**** PROVIDED MATERIAL
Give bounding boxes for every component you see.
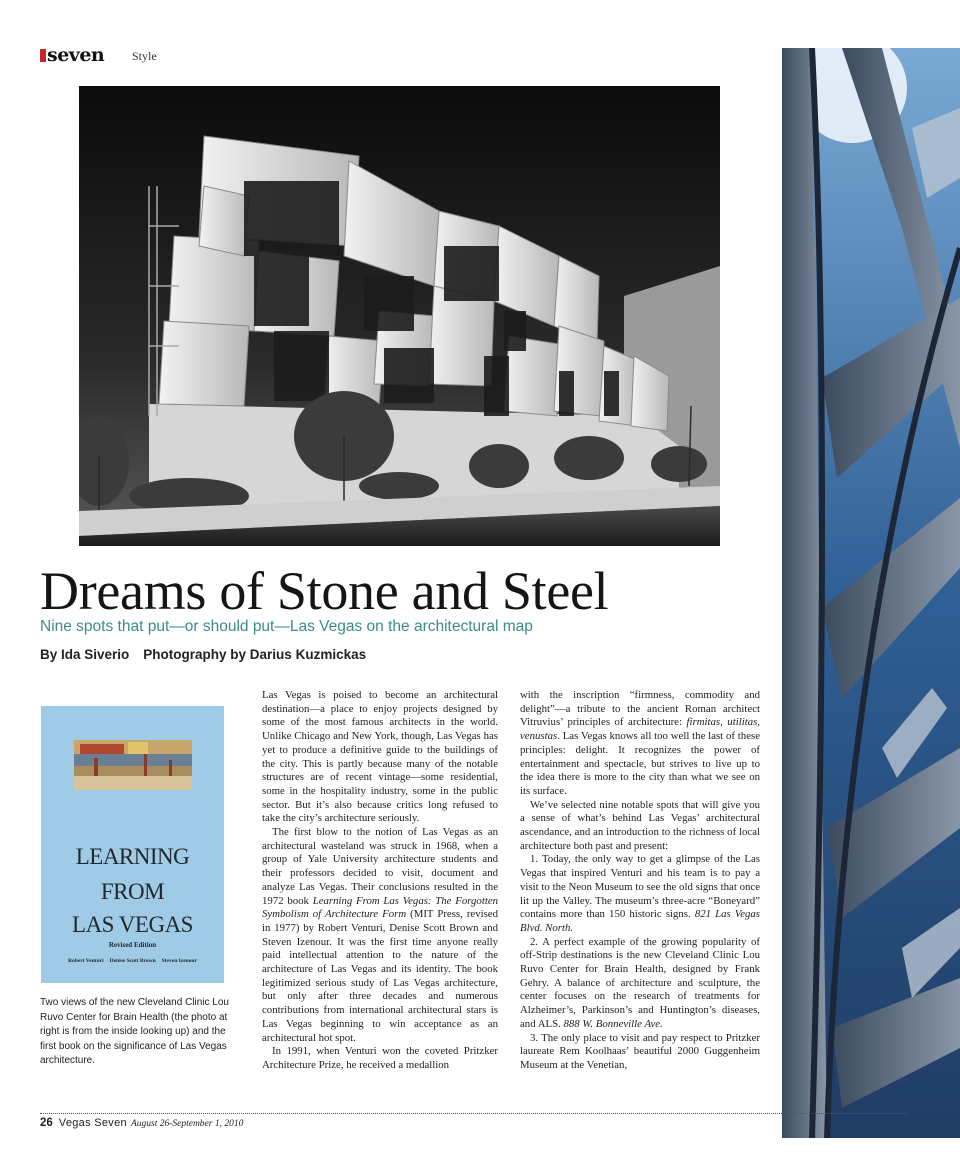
vegas-seven-logo xyxy=(40,44,104,66)
author-credit: By Ida Siverio xyxy=(40,647,130,662)
logo-text: seven xyxy=(47,44,105,66)
headline: Dreams of Stone and Steel xyxy=(40,561,609,621)
book-author: Denise Scott Brown xyxy=(109,958,156,964)
book-title-line1: LEARNING xyxy=(75,844,190,869)
body-paragraph: 3. The only place to visit and pay respect to Pritzker laureate Rem Koolhaas’ beautiful 2000 Guggenheim Museum at the Venetian, xyxy=(520,1031,760,1071)
body-paragraph: Las Vegas is poised to become an architectural destination—a place to enjoy projects designed by some of the most famous architects in the world. Unlike Chicago and New York, though, Las Vegas has yet to produce a definitive guide to the buildings of the city. This is partly because many of the notable structures are of recent vintage—some residential, some in the hospitality industry, some in the public sector. But it’s also because critics long refused to take the city’s architecture seriously. xyxy=(262,689,498,825)
book-cover-illustration xyxy=(74,740,192,790)
book-author: Robert Venturi xyxy=(68,958,104,964)
body-column-2 xyxy=(520,689,760,1073)
photo-credit: Photography by Darius Kuzmickas xyxy=(143,647,367,662)
body-text: 1. Today, the only way to get a glimpse of the Las Vegas that inspired Venturi and his team is to pay a visit to the Neon Museum to see the old signs that once lit up the Valley. The museum’s three-acre “Boneyard” contains more than 150 historic signs. xyxy=(520,853,760,921)
subhead: Nine spots that put—or should put—Las Vegas on the architectural map xyxy=(40,618,533,635)
publication-name: Vegas Seven xyxy=(58,1117,127,1129)
address: 821 Las Vegas Blvd. North. xyxy=(520,908,760,934)
book-title-line2: FROM xyxy=(100,879,165,904)
book-edition: Revised Edition xyxy=(108,941,157,949)
book-authors xyxy=(41,958,224,964)
issue-date: August 26-September 1, 2010 xyxy=(130,1119,244,1129)
latin-phrase: firmitas, utilitas, venustas xyxy=(520,716,761,743)
body-paragraph xyxy=(520,689,760,799)
logo-red-bar xyxy=(40,49,46,62)
body-paragraph: In 1991, when Venturi won the coveted Pritzker Architecture Prize, he received a medallion xyxy=(262,1045,498,1071)
body-paragraph: We’ve selected nine notable spots that will give you a sense of what’s behind Las Vegas’ architectural ascendance, and an introduction to the richness of local architecture both past and present: xyxy=(520,798,760,852)
section-label: Style xyxy=(132,49,157,63)
address: 888 W. Bonneville Ave. xyxy=(563,1017,663,1030)
book-title-line3: LAS VEGAS xyxy=(72,912,193,937)
page-number: 26 xyxy=(40,1117,53,1129)
body-text: 2. A perfect example of the growing popularity of off-Strip destinations is the new Cleveland Clinic Lou Ruvo Center for Brain Health, designed by Frank Gehry. A balance of architecture and sculpture, the center focuses on the research of treatments for Alzheimer’s, Parkinson’s and Huntington’s diseases, and ALS. xyxy=(520,935,760,1030)
interior-photo xyxy=(782,48,960,1138)
body-text: (MIT Press, revised in 1977) by Robert Venturi, Denise Scott Brown and Steven Izenour. It was the first time anyone really paid intellectual attention to the nature of the architecture of Las Vegas and its identity. The book legitimized serious study of Las Vegas architecture, but only after three decades and numerous contributions from international architectural stars is Las Vegas beginning to win acceptance as an architectural hot spot. xyxy=(262,908,498,1044)
body-paragraph xyxy=(520,853,760,935)
body-text: with the inscription “firmness, commodity and delight”—a tribute to the ancient Roman architect Vitruvius’ principles of architecture: xyxy=(520,689,760,729)
body-paragraph xyxy=(262,826,498,1045)
building-photo xyxy=(79,86,720,546)
body-text: The first blow to the notion of Las Vegas as an architectural wasteland was struck in 1968, when a group of Yale University architecture students and their professors decided to visit, document and analyze Las Vegas. Their conclusions resulted in the 1972 book xyxy=(262,826,498,907)
photo-caption: Two views of the new Cleveland Clinic Lou Ruvo Center for Brain Health (the photo at right is from the inside looking up) and the first book on the significance of Las Vegas architecture. xyxy=(40,997,229,1066)
body-column-1 xyxy=(262,689,498,1073)
body-paragraph xyxy=(520,936,760,1032)
body-text: . Las Vegas knows all too well the last of these principles: delight. It recognizes the power of entertainment and spectacle, but strives to live up to the idea there is more to the city than what we see on its surface. xyxy=(520,730,760,797)
book-author: Steven Izenour xyxy=(161,958,197,964)
byline xyxy=(40,647,366,662)
book-title-italic: Learning From Las Vegas: The Forgotten Symbolism of Architecture Form xyxy=(262,894,499,921)
page-footer xyxy=(40,1117,243,1129)
footer-divider xyxy=(40,1113,908,1114)
book-cover xyxy=(41,706,224,983)
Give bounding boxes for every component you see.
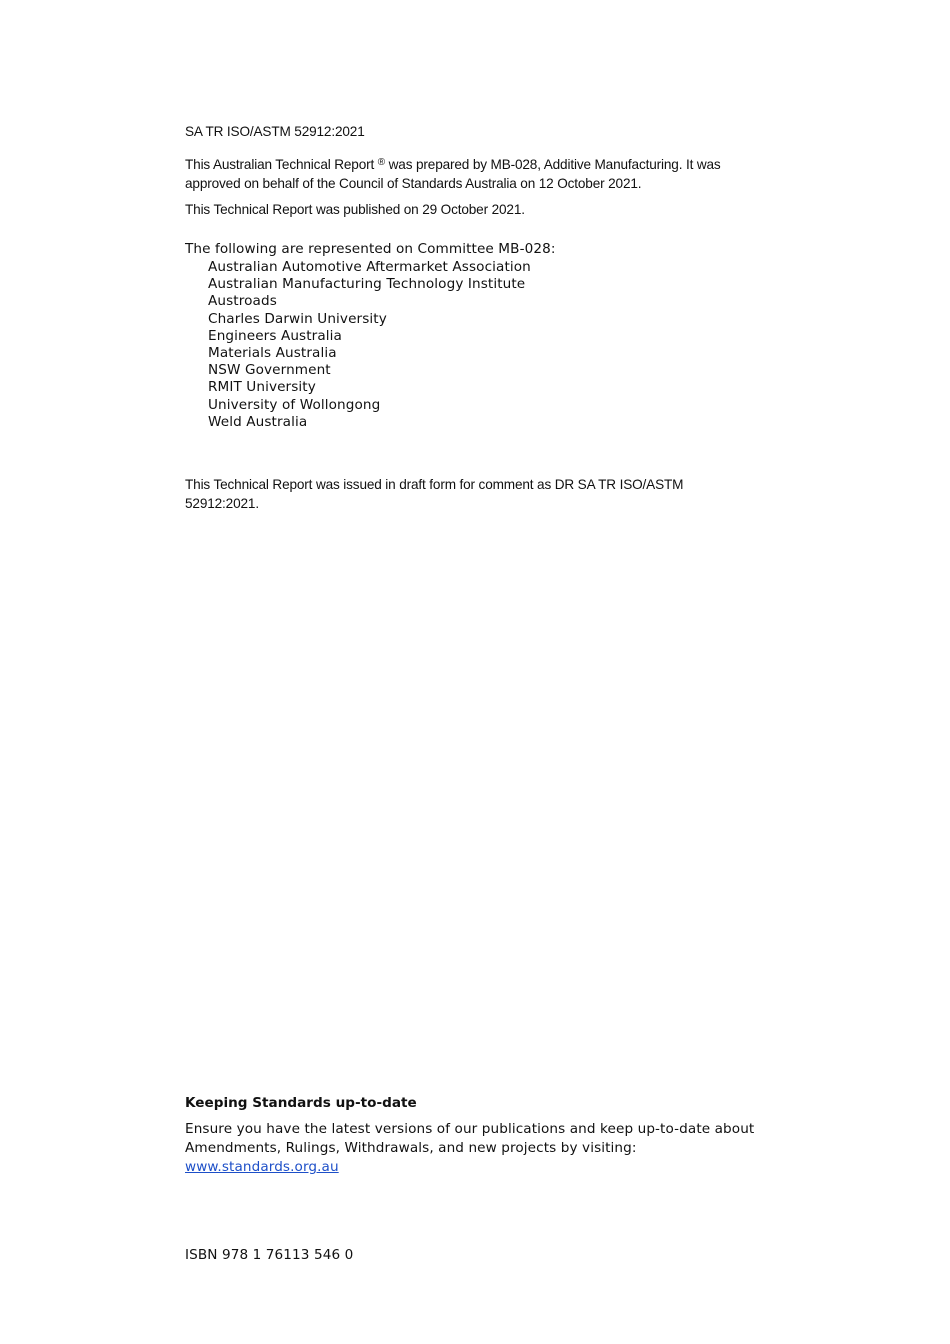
committee-member: Australian Manufacturing Technology Institute (208, 276, 526, 293)
prepared-statement (185, 155, 745, 193)
isbn: ISBN 978 1 76113 546 0 (185, 1247, 354, 1263)
keeping-standards-heading: Keeping Standards up-to-date (185, 1095, 417, 1111)
published-statement: This Technical Report was published on 29 October 2021. (185, 202, 525, 217)
prepared-text-start: This Australian Technical Report (185, 157, 375, 172)
committee-member: Engineers Australia (208, 327, 342, 344)
committee-member-list (208, 259, 788, 431)
committee-member: Charles Darwin University (208, 310, 387, 327)
keeping-standards-body (185, 1120, 760, 1177)
committee-intro: The following are represented on Committee MB-028: (185, 241, 556, 257)
committee-member: Australian Automotive Aftermarket Association (208, 259, 531, 275)
registered-mark: ® (377, 157, 385, 168)
committee-member: Materials Australia (208, 344, 337, 361)
committee-member: NSW Government (208, 362, 331, 379)
committee-member: University of Wollongong (208, 396, 381, 413)
prepared-text-end: was prepared by MB-028, Additive Manufacturing. It was approved on behalf of the Council of Standards Australia on 12 October 2021. (185, 157, 721, 191)
standards-website-link[interactable]: www.standards.org.au (185, 1159, 339, 1175)
committee-member: Weld Australia (208, 413, 308, 430)
committee-member: RMIT University (208, 379, 316, 396)
committee-member: Austroads (208, 293, 277, 310)
document-id: SA TR ISO/ASTM 52912:2021 (185, 124, 365, 139)
keeping-standards-text: Ensure you have the latest versions of our publications and keep up-to-date about Amendments, Rulings, Withdrawals, and new projects by visiting: (185, 1121, 755, 1156)
draft-note: This Technical Report was issued in draft form for comment as DR SA TR ISO/ASTM 52912:2021. (185, 477, 684, 511)
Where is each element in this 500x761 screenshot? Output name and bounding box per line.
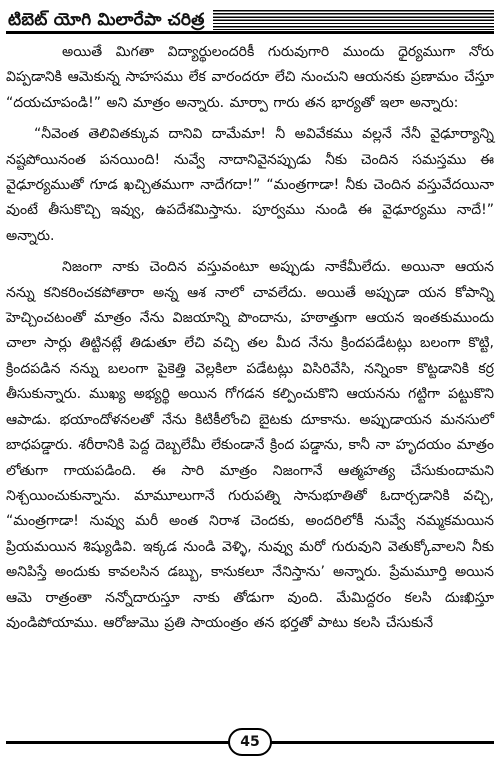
page-number: 45 (228, 728, 272, 756)
page-footer (6, 728, 494, 754)
document-page (6, 4, 494, 754)
page-header (6, 4, 494, 34)
body-text (6, 40, 494, 642)
running-title: టిబెట్ యోగి మిలారేపా చరిత్ర (8, 10, 205, 30)
paragraph-1: అయితే మిగతా విద్యార్థులందరికీ గురువుగారి ముందు ధైర్యముగా నోరు విప్పడానికి ఆమెకున్న సాహసము లేక వారందరూ లేచి నుంచుని ఆయనకు ప్రణామం చేస్తూ “దయచూపండి!” అని మాత్రం అన్నారు. మార్పా గారు తన భార్యతో ఇలా అన్నారు: (6, 44, 494, 111)
header-decorative-rules (213, 10, 494, 30)
paragraph-3: నిజంగా నాకు చెందిన వస్తువంటూ అప్పుడు నాకేమీలేదు. అయినా ఆయన నన్ను కనికరించకపోతారా అన్న ఆశ నాలో చావలేదు. అయితే అప్పుడా యన కోపాన్ని హెచ్చించటంతో మాత్రం నేను విజయాన్ని పొందాను, హఠాత్తుగా ఆయన ఇంతకుముందు చాలా సార్లు తిట్టినట్లే తిడుతూ లేచి వచ్చి తల మీద నేను క్రిందపడేటట్లు బలంగా కొట్టి, క్రిందపడిన నన్ను బలంగా పైకెత్తి వెల్లకిలా పడేటట్లు విసిరివేసి, నన్నింకా కొట్టడానికి కర్ర తీసుకున్నారు. ముఖ్య అభ్యర్థి అయిన గోగడన కల్పించుకొని ఆయనను గట్టిగా పట్టుకొని ఆపాడు. భయాందోళనలతో నేను కిటికీలోంచి బైటకు దూకాను. అప్పుడాయన మనసులో బాధపడ్డారు. శరీరానికి పెద్ద దెబ్బలేమీ లేకుండానే క్రింద పడ్డాను, కానీ నా హృదయం మాత్రం లోతుగా గాయపడింది. ఈ సారి మాత్రం నిజంగానే ఆత్మహత్య చేసుకుందామని నిశ్చయించుకున్నాను. మామూలుగానే గురుపత్ని సానుభూతితో ఓదార్చడానికి వచ్చి, “మంత్రగాడా! నువ్వు మరీ అంత నిరాశ చెందకు, అందరిలోకీ నువ్వే నమ్మకమయిన ప్రియమయిన శిష్యుడివి. ఇక్కడ నుండి వెళ్ళి, నువ్వు మరో గురువుని వెతుక్కోవాలని నీకు అనిపిస్తే అందుకు కావలసిన డబ్బు, కానుకలూ నేనిస్తాను’ అన్నారు. ప్రేమమూర్తి అయిన ఆమె రాత్రంతా నన్నోదారుస్తూ నాకు తోడుగా వుంది. మేమిద్దరం కలసి దుఃఖిస్తూ వుండిపోయాము. ఆరోజుమొ ప్రతి సాయంత్రం తన భర్తతో పాటు కలసి చేసుకునే (6, 259, 494, 631)
paragraph-2: “నీవెంత తెలివితక్కువ దానివి దామేమా! నీ అవివేకము వల్లనే నేనీ వైఢూర్యాన్ని నష్టపోయినంత పనయింది! నువ్వే నాదానివైనప్పుడు నీకు చెందిన సమస్తము ఈ వైఢూర్యముతో గూడ ఖచ్చితముగా నాదేగదా!” “మంత్రగాడా! నీకు చెందిన వస్తువేదయినా వుంటే తీసుకొచ్చి ఇవ్వు, ఉపదేశమిస్తాను. పూర్వము నుండి ఈ వైఢూర్యము నాదే!” అన్నారు. (6, 126, 494, 244)
header-divider (6, 31, 494, 34)
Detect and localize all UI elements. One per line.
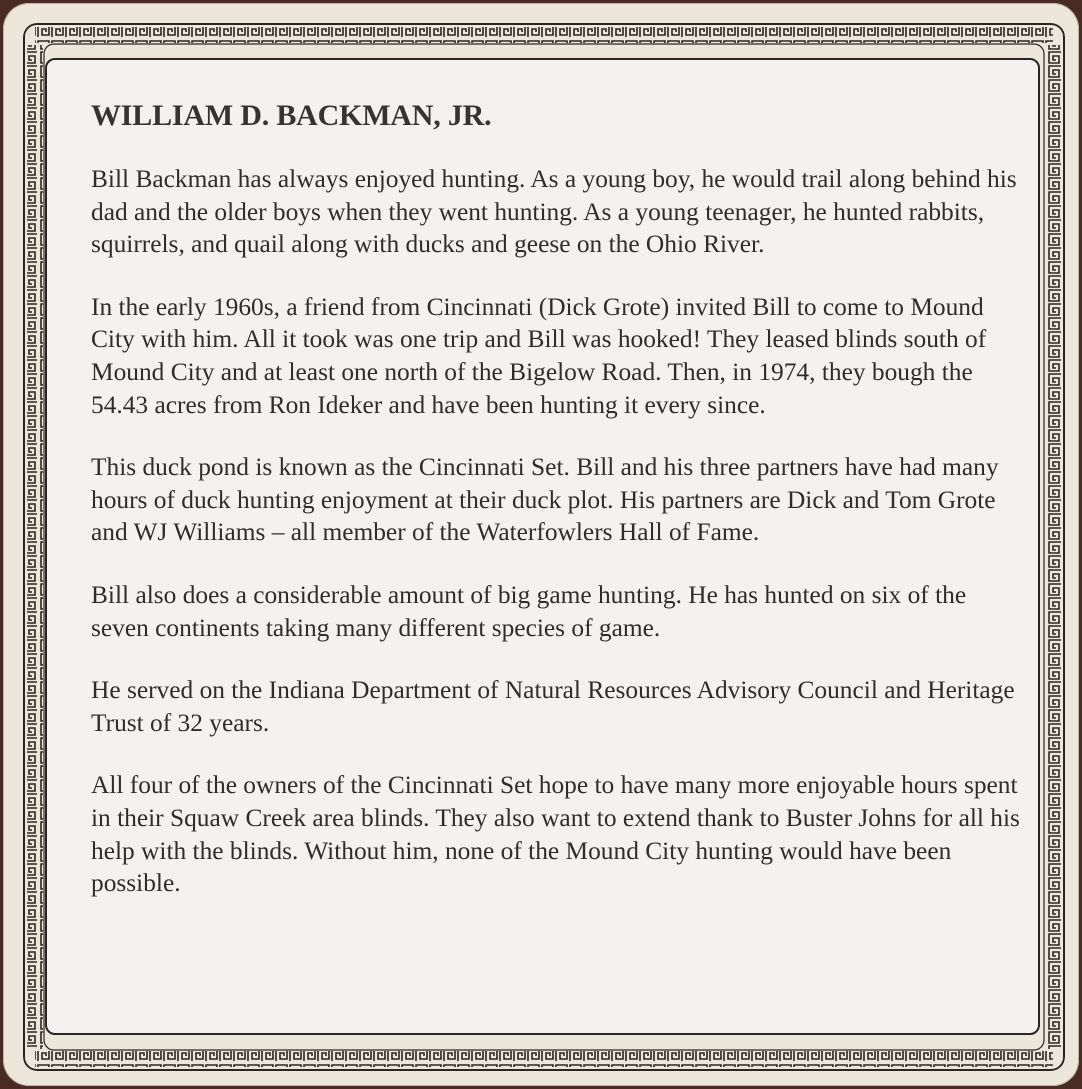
text-panel xyxy=(45,58,1040,1035)
document-title: WILLIAM D. BACKMAN, JR. xyxy=(91,99,492,132)
paragraph-1: Bill Backman has always enjoyed hunting. As a young boy, he would trail along behind his dad and the older boys when they went hunting. As a young teenager, he hunted rabbits, squirrels, and quail along with ducks and geese on the Ohio River. xyxy=(91,165,1017,259)
biography xyxy=(91,96,1021,930)
plaque xyxy=(3,3,1079,1086)
paragraph-6: All four of the owners of the Cincinnati Set hope to have many more enjoyable hours spent in their Squaw Creek area blinds. They also want to extend thank to Buster Johns for all his help with the blinds. Without him, none of the Mound City hunting would have been possible. xyxy=(91,771,1020,898)
paragraph-3: This duck pond is known as the Cincinnati Set. Bill and his three partners have had many hours of duck hunting enjoyment at their duck plot. His partners are Dick and Tom Grote and WJ Williams – all member of the Waterfowlers Hall of Fame. xyxy=(91,453,999,547)
paragraph-2: In the early 1960s, a friend from Cincinnati (Dick Grote) invited Bill to come to Mound City with him. All it took was one trip and Bill was hooked! They leased blinds south of Mound City and at least one north of the Bigelow Road. Then, in 1974, they bough the 54.43 acres from Ron Ideker and have been hunting it every since. xyxy=(91,292,987,419)
paragraph-5: He served on the Indiana Department of Natural Resources Advisory Council and Heritage Trust of 32 years. xyxy=(91,676,1015,737)
paragraph-4: Bill also does a considerable amount of big game hunting. He has hunted on six of the seven continents taking many different species of game. xyxy=(91,580,967,642)
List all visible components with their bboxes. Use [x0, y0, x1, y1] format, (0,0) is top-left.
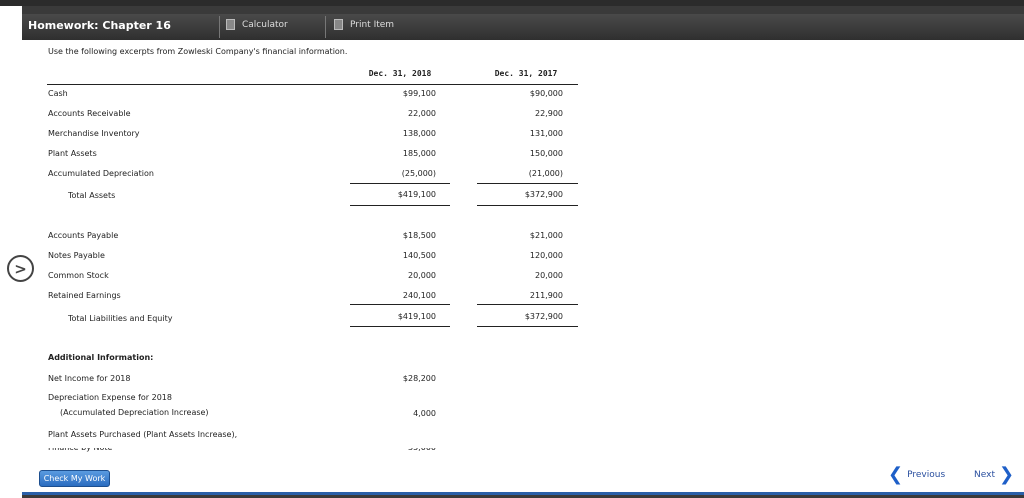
column-header-2018: Dec. 31, 2018 [368, 69, 432, 78]
total-rule [477, 205, 578, 206]
total-assets-label: Total Assets [68, 191, 116, 200]
asset-row-label: Cash [48, 89, 68, 98]
liability-row-value-2018: 20,000 [408, 271, 436, 280]
total-rule [350, 326, 450, 327]
print-label: Print Item [350, 19, 395, 30]
calculator-label: Calculator [242, 19, 288, 30]
header-divider [325, 16, 326, 38]
asset-row-label: Plant Assets [48, 149, 97, 158]
depreciation-value: 4,000 [413, 409, 436, 418]
print-icon [334, 19, 343, 30]
assignment-title: Homework: Chapter 16 [28, 19, 171, 32]
check-my-work-button[interactable]: Check My Work [39, 470, 110, 487]
asset-row-label: Merchandise Inventory [48, 129, 140, 138]
calculator-icon [226, 19, 235, 30]
asset-row-value-2018: 138,000 [402, 129, 436, 138]
total-rule [477, 326, 578, 327]
asset-row-value-2017: (21,000) [528, 169, 563, 178]
footer-bar [22, 460, 1024, 492]
calculator-button[interactable] [226, 19, 288, 30]
subtotal-rule [477, 304, 578, 305]
footer-accent-line [22, 492, 1024, 495]
subtotal-rule [350, 304, 450, 305]
asset-row-value-2017: 22,900 [535, 109, 563, 118]
total-assets-2017: $372,900 [524, 190, 563, 199]
total-liab-2018: $419,100 [397, 312, 436, 321]
asset-row-label: Accounts Receivable [48, 109, 131, 118]
header-rule [47, 84, 578, 85]
asset-row-label: Accumulated Depreciation [48, 169, 154, 178]
net-income-label: Net Income for 2018 [48, 374, 131, 383]
header-bar [22, 14, 1024, 40]
asset-row-value-2018: 185,000 [402, 149, 436, 158]
total-assets-2018: $419,100 [397, 190, 436, 199]
liability-row-label: Common Stock [48, 271, 109, 280]
plant-assets-label: Plant Assets Purchased (Plant Assets Increase), [48, 430, 238, 439]
chevron-left-icon: ❮ [888, 464, 904, 485]
additional-info-heading: Additional Information: [48, 353, 154, 362]
total-rule [350, 205, 450, 206]
depreciation-label: Depreciation Expense for 2018 [48, 393, 172, 402]
previous-label: Previous [907, 470, 946, 480]
scroll-clip [22, 442, 1024, 448]
liability-row-value-2017: 211,900 [529, 291, 563, 300]
question-content [22, 40, 1024, 492]
asset-row-value-2018: $99,100 [402, 89, 436, 98]
liability-row-value-2018: 140,500 [402, 251, 436, 260]
asset-row-value-2017: $90,000 [529, 89, 563, 98]
asset-row-value-2018: (25,000) [401, 169, 436, 178]
asset-row-value-2018: 22,000 [408, 109, 436, 118]
liability-row-value-2017: 120,000 [529, 251, 563, 260]
chevron-right-icon: ❯ [998, 464, 1015, 485]
liability-row-label: Notes Payable [48, 251, 105, 260]
left-rail [0, 6, 22, 498]
asset-row-value-2017: 150,000 [529, 149, 563, 158]
liability-row-label: Retained Earnings [48, 291, 121, 300]
column-header-2017: Dec. 31, 2017 [494, 69, 558, 78]
previous-button[interactable] [888, 466, 945, 484]
total-liab-2017: $372,900 [524, 312, 563, 321]
liability-row-value-2018: $18,500 [402, 231, 436, 240]
liability-row-value-2017: 20,000 [535, 271, 563, 280]
subtotal-rule [350, 183, 450, 184]
liability-row-value-2017: $21,000 [529, 231, 563, 240]
print-item-button[interactable] [334, 19, 394, 30]
total-liab-label: Total Liabilities and Equity [68, 314, 173, 323]
liability-row-value-2018: 240,100 [402, 291, 436, 300]
asset-row-value-2017: 131,000 [529, 129, 563, 138]
net-income-value: $28,200 [402, 374, 436, 383]
homework-frame [22, 14, 1024, 492]
expand-panel-button[interactable]: > [7, 255, 34, 282]
depreciation-sublabel: (Accumulated Depreciation Increase) [60, 408, 209, 417]
next-label: Next [974, 470, 995, 480]
top-strip [0, 0, 1024, 6]
liability-row-label: Accounts Payable [48, 231, 119, 240]
next-button[interactable] [974, 466, 1014, 484]
intro-text: Use the following excerpts from Zowleski Company's financial information. [48, 47, 348, 56]
header-divider [219, 16, 220, 38]
subtotal-rule [477, 183, 578, 184]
********
_BRIEF_
From the records above, pull out every line that contains the string "icon" and copy each one in full.

_TASK OUTPUT_
print-icon [334, 19, 343, 30]
calculator-icon [226, 19, 235, 30]
chevron-left-icon: ❮ [888, 464, 904, 485]
chevron-right-icon: ❯ [998, 464, 1015, 485]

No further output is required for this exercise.